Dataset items
== == ==

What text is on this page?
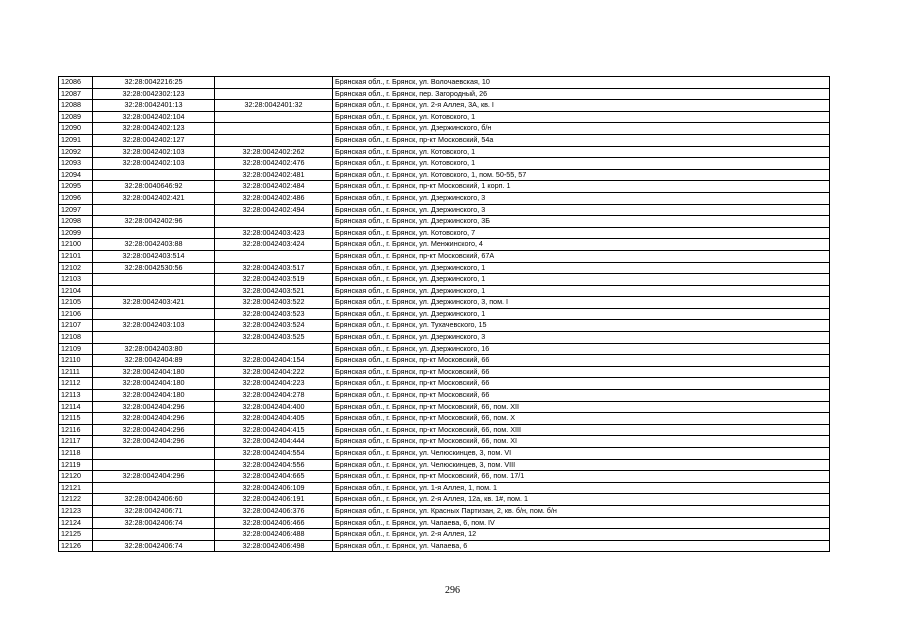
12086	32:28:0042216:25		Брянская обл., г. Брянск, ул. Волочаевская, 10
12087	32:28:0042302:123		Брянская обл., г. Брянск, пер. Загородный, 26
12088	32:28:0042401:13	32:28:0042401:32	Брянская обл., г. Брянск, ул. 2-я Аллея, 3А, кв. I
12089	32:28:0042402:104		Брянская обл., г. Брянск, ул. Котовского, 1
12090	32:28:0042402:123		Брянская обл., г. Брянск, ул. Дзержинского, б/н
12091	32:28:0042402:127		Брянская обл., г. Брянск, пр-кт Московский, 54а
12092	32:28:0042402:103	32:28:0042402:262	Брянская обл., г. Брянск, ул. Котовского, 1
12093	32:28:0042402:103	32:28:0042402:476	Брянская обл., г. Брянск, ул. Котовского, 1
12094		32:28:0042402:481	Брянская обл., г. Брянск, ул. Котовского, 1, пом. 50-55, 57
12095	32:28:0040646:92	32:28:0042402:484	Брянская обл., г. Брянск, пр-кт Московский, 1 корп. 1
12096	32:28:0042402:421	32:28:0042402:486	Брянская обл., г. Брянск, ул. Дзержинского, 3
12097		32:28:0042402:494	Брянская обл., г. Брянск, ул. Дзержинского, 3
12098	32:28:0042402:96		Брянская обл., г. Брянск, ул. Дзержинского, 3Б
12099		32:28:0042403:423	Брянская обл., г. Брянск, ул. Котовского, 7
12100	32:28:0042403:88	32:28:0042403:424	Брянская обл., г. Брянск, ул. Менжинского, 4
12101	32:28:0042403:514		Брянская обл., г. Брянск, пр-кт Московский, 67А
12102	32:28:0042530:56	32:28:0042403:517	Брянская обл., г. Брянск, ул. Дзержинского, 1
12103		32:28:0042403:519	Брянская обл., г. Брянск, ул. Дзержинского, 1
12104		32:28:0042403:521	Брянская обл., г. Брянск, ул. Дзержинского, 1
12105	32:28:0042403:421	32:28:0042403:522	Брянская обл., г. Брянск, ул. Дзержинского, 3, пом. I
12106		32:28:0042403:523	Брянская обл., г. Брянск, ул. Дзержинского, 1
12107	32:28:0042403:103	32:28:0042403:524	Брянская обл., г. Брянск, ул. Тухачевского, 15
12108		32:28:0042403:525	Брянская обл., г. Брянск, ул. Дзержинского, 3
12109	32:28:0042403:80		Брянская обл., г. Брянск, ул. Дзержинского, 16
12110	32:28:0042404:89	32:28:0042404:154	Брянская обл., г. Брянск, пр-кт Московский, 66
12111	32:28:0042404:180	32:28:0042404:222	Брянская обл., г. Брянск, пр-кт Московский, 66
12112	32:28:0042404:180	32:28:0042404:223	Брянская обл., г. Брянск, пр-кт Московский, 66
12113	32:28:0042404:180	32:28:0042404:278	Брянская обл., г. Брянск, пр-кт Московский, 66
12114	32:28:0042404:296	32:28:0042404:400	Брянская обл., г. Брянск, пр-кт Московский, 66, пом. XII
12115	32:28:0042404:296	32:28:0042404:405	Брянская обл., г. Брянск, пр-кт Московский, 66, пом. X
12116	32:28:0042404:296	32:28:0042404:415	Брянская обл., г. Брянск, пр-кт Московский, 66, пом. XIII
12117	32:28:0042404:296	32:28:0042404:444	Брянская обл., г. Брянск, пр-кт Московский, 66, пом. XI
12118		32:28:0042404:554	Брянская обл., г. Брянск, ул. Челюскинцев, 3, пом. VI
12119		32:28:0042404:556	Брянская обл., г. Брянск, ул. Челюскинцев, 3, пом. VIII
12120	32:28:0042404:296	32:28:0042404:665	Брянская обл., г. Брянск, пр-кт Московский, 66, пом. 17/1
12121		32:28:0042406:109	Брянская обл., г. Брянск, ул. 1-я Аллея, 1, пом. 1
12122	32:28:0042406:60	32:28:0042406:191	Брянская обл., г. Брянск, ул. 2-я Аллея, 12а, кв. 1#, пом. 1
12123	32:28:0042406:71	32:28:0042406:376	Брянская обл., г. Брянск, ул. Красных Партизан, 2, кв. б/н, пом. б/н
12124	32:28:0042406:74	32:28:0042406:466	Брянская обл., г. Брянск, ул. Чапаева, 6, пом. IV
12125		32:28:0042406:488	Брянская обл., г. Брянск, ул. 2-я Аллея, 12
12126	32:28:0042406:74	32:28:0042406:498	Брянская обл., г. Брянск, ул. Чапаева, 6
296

== == ==

Work instructions:
Search the listing for the word "Челюскинцев". Copy every line in which it occurs.

Response to this task:
12118		32:28:0042404:554	Брянская обл., г. Брянск, ул. Челюскинцев, 3, пом. VI
12119		32:28:0042404:556	Брянская обл., г. Брянск, ул. Челюскинцев, 3, пом. VIII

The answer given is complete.